### AIM
In the material below, repeat only the lines from the one that holds "Read out every word on this page." through the final line, exactly as they stand.

————

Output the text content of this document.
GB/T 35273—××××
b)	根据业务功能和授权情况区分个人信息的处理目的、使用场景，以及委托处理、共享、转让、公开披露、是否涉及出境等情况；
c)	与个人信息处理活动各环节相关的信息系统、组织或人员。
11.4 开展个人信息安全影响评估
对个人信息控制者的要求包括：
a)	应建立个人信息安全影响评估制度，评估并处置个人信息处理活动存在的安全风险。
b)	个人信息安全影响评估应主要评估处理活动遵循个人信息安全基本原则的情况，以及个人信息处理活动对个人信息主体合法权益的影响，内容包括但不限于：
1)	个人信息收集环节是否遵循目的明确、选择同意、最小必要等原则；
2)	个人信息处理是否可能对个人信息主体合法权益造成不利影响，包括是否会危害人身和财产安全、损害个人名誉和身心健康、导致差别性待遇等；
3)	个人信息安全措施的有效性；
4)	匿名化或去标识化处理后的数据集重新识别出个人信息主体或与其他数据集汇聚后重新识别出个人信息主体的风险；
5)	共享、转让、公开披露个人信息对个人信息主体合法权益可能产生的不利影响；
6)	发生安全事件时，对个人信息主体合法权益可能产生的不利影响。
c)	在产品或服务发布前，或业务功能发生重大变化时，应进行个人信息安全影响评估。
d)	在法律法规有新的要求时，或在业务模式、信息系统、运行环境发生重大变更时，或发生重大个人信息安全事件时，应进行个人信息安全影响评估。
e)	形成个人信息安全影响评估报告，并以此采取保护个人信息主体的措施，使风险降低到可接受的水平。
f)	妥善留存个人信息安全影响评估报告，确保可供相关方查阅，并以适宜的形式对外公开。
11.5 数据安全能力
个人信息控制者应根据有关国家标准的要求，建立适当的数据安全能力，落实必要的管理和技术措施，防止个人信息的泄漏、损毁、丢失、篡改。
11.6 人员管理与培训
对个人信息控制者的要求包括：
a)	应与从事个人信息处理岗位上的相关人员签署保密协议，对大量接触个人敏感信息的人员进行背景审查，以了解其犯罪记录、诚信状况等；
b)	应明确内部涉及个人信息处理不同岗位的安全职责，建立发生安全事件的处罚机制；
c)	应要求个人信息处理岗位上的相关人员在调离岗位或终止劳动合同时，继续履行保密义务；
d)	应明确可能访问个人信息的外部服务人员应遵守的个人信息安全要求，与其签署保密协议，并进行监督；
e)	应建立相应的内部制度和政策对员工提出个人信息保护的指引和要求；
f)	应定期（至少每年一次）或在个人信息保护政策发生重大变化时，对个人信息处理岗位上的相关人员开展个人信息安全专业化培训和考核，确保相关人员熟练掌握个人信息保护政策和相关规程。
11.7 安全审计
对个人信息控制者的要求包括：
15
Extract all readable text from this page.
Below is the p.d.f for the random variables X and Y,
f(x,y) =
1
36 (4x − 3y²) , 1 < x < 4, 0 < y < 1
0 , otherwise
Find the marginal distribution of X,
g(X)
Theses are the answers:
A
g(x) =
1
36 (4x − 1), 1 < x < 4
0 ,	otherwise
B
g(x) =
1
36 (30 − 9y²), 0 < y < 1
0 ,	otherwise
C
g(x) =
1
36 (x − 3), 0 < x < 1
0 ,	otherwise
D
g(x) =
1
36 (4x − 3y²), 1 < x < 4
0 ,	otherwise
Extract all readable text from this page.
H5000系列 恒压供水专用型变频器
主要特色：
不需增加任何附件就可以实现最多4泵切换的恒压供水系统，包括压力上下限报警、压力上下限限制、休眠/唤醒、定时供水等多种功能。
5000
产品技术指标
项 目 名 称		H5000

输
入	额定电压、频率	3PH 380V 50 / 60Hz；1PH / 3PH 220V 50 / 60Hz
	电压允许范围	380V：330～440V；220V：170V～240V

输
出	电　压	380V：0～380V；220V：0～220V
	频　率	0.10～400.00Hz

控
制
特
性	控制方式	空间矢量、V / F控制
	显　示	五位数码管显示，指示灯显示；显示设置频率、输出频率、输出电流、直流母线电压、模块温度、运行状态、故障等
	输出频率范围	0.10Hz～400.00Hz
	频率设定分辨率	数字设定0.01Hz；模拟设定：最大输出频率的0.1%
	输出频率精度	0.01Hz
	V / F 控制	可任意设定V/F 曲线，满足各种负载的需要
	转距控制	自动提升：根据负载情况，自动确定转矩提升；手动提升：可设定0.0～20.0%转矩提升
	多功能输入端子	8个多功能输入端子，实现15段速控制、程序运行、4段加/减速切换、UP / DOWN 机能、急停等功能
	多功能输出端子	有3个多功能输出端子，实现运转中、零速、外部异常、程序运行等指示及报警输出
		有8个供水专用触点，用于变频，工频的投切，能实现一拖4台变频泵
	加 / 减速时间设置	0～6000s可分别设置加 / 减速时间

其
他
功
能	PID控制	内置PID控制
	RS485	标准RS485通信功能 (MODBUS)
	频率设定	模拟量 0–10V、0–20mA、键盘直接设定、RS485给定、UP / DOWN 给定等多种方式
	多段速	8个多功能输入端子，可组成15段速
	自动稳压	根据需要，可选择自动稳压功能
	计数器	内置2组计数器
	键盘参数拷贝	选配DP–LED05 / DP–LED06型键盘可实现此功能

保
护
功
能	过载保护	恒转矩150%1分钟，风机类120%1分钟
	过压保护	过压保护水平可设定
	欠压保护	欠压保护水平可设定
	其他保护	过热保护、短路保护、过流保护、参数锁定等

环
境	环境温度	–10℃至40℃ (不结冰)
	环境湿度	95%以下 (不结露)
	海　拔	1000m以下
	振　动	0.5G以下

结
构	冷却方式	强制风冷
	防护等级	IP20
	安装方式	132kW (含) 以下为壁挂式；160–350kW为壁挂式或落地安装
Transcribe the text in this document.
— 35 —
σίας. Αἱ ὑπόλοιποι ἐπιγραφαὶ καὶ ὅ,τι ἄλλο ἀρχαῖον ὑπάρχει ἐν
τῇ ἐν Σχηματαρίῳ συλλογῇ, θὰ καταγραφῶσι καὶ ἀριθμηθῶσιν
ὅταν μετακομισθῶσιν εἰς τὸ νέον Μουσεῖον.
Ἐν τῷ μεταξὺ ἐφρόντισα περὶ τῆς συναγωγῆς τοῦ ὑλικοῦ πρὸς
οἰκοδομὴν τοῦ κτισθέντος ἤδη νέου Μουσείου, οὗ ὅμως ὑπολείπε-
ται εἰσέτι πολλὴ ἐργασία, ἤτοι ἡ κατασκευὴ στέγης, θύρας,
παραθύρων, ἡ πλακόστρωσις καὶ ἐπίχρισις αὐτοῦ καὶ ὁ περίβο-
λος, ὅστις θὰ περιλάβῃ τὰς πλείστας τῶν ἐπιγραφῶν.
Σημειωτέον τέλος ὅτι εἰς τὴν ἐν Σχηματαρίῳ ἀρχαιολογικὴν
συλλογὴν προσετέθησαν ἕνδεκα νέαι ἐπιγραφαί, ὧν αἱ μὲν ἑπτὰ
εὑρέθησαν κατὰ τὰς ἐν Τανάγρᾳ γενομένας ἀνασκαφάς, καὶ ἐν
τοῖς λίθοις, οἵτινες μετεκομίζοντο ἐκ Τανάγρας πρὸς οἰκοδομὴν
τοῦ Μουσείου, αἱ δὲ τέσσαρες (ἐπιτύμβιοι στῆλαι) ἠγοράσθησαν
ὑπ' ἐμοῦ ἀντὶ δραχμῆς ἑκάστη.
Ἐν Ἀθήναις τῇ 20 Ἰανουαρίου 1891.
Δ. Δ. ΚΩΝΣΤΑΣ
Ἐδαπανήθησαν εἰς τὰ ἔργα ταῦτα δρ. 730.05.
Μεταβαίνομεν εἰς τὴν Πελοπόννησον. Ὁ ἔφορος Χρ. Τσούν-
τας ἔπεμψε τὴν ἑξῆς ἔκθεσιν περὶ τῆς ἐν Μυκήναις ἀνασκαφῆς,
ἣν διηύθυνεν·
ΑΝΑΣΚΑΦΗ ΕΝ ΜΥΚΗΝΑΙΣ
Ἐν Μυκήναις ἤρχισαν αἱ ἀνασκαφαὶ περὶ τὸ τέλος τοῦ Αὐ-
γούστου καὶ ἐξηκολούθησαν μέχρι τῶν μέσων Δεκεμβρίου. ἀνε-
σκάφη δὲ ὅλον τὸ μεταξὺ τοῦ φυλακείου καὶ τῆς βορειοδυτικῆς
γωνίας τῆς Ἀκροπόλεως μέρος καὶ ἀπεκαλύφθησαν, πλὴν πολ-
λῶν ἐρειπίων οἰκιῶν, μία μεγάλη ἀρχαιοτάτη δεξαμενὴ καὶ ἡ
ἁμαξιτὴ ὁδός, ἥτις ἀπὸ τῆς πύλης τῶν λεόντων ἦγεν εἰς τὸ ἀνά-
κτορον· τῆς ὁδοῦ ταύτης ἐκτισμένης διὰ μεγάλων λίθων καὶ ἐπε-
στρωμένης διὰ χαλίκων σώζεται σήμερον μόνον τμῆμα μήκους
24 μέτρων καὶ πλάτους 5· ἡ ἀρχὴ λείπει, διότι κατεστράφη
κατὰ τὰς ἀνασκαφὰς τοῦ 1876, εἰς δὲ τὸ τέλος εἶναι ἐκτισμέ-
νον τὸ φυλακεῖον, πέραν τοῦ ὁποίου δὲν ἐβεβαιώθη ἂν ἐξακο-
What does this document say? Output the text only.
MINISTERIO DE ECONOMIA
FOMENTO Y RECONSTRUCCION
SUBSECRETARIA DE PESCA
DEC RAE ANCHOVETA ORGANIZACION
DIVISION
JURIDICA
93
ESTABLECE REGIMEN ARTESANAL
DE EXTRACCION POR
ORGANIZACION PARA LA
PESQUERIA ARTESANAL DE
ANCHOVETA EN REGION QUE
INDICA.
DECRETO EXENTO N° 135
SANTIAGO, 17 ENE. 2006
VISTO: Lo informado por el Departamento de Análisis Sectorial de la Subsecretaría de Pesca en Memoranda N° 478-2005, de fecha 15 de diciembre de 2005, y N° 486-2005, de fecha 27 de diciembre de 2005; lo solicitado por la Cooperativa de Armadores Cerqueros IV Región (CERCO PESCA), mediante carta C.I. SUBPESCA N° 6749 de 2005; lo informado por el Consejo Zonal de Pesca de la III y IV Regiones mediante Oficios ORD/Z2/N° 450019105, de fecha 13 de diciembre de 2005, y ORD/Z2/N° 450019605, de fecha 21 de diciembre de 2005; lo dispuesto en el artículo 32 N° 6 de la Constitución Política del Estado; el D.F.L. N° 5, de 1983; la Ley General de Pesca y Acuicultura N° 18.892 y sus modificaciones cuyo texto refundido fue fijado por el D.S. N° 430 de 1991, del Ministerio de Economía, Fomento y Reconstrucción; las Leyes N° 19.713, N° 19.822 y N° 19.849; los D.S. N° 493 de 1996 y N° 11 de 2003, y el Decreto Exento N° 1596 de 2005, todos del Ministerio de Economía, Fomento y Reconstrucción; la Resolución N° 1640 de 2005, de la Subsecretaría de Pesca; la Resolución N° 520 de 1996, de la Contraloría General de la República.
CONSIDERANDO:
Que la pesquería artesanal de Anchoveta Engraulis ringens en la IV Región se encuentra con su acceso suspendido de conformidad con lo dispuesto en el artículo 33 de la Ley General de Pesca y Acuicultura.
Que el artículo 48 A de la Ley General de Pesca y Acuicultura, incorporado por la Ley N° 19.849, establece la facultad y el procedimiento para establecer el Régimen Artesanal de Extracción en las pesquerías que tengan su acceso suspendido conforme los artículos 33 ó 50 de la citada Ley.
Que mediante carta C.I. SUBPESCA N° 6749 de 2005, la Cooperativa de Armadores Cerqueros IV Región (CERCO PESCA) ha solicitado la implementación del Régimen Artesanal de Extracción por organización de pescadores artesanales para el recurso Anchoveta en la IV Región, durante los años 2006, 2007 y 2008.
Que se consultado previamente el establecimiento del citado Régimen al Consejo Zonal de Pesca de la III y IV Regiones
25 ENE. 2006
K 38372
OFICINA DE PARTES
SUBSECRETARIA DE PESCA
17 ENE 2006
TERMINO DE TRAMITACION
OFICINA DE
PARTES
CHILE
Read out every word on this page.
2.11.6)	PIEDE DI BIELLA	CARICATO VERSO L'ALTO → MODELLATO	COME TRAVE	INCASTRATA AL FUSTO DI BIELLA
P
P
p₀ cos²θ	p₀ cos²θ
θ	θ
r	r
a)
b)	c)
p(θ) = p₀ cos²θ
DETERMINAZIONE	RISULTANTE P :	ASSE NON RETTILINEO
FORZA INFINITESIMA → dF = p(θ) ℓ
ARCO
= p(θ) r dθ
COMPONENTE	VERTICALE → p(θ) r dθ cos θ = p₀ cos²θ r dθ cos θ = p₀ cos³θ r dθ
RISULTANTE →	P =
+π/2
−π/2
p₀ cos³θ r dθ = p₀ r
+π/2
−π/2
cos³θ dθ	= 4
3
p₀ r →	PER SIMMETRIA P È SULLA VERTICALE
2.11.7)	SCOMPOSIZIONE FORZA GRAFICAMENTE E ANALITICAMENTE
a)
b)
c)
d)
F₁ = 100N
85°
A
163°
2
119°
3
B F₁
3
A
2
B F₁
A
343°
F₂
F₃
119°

————

### THE OUTPUT
Read out every word on this page.
2.11.6)	PIEDE DI BIELLA	CARICATO VERSO L'ALTO → MODELLATO	COME TRAVE	INCASTRATA AL FUSTO DI BIELLA
P
P
p₀ cos²θ	p₀ cos²θ
θ	θ
r	r
a)
b)	c)
p(θ) = p₀ cos²θ
DETERMINAZIONE	RISULTANTE P :	ASSE NON RETTILINEO
FORZA INFINITESIMA → dF = p(θ) ℓ
ARCO
= p(θ) r dθ
COMPONENTE	VERTICALE → p(θ) r dθ cos θ = p₀ cos²θ r dθ cos θ = p₀ cos³θ r dθ
RISULTANTE →	P =
+π/2
−π/2
p₀ cos³θ r dθ = p₀ r
+π/2
−π/2
cos³θ dθ	= 4
3
p₀ r →	PER SIMMETRIA P È SULLA VERTICALE
2.11.7)	SCOMPOSIZIONE FORZA GRAFICAMENTE E ANALITICAMENTE
a)
b)
c)
d)
F₁ = 100N
85°
A
163°
2
119°
3
B F₁
3
A
2
B F₁
A
343°
F₂
F₃
119°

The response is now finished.